**What the exercise asks:** Extract the listing below in full, unchanged.

**Entries provided:**
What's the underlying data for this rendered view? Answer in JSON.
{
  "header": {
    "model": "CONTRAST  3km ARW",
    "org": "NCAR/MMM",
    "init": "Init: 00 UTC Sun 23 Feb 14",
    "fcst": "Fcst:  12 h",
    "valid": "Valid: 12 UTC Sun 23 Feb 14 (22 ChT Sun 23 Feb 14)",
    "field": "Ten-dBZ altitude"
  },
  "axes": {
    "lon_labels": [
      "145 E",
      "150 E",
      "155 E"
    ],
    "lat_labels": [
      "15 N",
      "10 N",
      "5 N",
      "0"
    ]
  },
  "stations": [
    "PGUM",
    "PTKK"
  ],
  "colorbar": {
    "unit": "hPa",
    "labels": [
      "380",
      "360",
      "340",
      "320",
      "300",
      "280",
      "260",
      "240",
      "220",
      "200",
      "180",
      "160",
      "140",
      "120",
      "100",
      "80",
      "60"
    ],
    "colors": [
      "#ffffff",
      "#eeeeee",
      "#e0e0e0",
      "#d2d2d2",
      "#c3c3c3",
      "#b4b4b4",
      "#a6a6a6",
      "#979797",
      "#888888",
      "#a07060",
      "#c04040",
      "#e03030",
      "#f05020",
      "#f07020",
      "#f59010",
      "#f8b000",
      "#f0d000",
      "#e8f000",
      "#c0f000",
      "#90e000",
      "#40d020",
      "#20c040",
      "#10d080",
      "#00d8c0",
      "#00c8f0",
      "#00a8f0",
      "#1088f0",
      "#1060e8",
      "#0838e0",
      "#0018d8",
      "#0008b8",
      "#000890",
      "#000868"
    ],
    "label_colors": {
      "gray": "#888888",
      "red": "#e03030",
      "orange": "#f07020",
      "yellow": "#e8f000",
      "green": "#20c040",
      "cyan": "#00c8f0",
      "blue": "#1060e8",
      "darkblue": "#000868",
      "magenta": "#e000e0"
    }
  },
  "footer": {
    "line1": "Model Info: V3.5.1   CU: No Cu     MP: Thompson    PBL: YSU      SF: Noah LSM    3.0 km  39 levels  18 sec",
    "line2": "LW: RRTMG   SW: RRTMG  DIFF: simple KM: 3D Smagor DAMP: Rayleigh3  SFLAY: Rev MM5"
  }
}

**Task response:**
What's the underlying data for this rendered view? Answer in JSON.
{
  "header": {
    "model": "CONTRAST  3km ARW",
    "org": "NCAR/MMM",
    "init": "Init: 00 UTC Sun 23 Feb 14",
    "fcst": "Fcst:  12 h",
    "valid": "Valid: 12 UTC Sun 23 Feb 14 (22 ChT Sun 23 Feb 14)",
    "field": "Ten-dBZ altitude"
  },
  "axes": {
    "lon_labels": [
      "145 E",
      "150 E",
      "155 E"
    ],
    "lat_labels": [
      "15 N",
      "10 N",
      "5 N",
      "0"
    ]
  },
  "stations": [
    "PGUM",
    "PTKK"
  ],
  "colorbar": {
    "unit": "hPa",
    "labels": [
      "380",
      "360",
      "340",
      "320",
      "300",
      "280",
      "260",
      "240",
      "220",
      "200",
      "180",
      "160",
      "140",
      "120",
      "100",
      "80",
      "60"
    ],
    "colors": [
      "#ffffff",
      "#eeeeee",
      "#e0e0e0",
      "#d2d2d2",
      "#c3c3c3",
      "#b4b4b4",
      "#a6a6a6",
      "#979797",
      "#888888",
      "#a07060",
      "#c04040",
      "#e03030",
      "#f05020",
      "#f07020",
      "#f59010",
      "#f8b000",
      "#f0d000",
      "#e8f000",
      "#c0f000",
      "#90e000",
      "#40d020",
      "#20c040",
      "#10d080",
      "#00d8c0",
      "#00c8f0",
      "#00a8f0",
      "#1088f0",
      "#1060e8",
      "#0838e0",
      "#0018d8",
      "#0008b8",
      "#000890",
      "#000868"
    ],
    "label_colors": {
      "gray": "#888888",
      "red": "#e03030",
      "orange": "#f07020",
      "yellow": "#e8f000",
      "green": "#20c040",
      "cyan": "#00c8f0",
      "blue": "#1060e8",
      "darkblue": "#000868",
      "magenta": "#e000e0"
    }
  },
  "footer": {
    "line1": "Model Info: V3.5.1   CU: No Cu     MP: Thompson    PBL: YSU      SF: Noah LSM    3.0 km  39 levels  18 sec",
    "line2": "LW: RRTMG   SW: RRTMG  DIFF: simple KM: 3D Smagor DAMP: Rayleigh3  SFLAY: Rev MM5"
  }
}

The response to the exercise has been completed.